- **EXERCISE REQUIREMENTS**
Look through the records below, and copy out every line that holds the string "name".

- **Dataset items**
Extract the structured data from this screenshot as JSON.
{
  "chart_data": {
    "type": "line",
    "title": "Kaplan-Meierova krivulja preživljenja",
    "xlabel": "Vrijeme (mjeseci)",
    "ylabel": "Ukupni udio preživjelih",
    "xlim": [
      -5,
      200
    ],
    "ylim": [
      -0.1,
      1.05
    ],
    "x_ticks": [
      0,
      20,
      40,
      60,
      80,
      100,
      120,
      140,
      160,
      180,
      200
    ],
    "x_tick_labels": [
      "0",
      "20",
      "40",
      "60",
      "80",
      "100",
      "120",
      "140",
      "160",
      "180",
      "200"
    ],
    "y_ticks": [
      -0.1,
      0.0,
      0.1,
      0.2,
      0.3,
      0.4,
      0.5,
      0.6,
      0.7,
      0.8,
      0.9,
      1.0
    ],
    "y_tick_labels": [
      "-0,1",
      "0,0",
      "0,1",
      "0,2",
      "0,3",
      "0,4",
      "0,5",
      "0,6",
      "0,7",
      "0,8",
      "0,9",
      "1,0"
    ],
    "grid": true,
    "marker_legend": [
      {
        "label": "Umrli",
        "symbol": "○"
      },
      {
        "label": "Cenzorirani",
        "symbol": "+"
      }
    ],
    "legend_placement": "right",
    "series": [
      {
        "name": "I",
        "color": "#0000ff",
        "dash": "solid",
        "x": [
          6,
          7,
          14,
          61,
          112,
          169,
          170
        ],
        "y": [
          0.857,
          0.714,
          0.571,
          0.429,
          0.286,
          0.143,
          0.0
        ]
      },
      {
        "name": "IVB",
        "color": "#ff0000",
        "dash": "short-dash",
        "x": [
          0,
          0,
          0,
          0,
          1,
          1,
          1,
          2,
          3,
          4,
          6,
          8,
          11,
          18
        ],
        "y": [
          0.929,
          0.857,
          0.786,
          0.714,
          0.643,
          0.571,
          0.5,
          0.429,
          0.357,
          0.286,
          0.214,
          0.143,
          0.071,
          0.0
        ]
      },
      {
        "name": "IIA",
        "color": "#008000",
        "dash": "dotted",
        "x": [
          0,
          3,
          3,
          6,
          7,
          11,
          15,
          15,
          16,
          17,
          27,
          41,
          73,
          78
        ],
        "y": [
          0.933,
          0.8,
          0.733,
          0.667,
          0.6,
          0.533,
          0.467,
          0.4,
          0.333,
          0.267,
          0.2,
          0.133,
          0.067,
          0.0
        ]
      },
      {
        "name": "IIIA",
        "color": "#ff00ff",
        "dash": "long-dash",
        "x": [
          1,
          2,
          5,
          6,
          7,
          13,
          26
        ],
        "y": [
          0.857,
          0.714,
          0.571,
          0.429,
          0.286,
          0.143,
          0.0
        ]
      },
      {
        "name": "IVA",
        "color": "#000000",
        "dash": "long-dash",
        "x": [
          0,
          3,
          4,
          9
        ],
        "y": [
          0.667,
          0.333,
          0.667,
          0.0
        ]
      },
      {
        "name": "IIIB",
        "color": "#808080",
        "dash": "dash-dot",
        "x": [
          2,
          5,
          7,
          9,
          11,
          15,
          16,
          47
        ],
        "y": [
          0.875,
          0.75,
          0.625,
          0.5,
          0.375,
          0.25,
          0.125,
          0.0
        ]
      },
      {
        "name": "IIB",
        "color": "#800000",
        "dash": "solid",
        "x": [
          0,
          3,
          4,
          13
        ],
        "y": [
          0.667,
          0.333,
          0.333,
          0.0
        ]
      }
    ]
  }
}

- **EXPECTED ANSWER**
        "name": "I",
        "name": "IVB",
        "name": "IIA",
        "name": "IIIA",
        "name": "IVA",
        "name": "IIIB",
        "name": "IIB",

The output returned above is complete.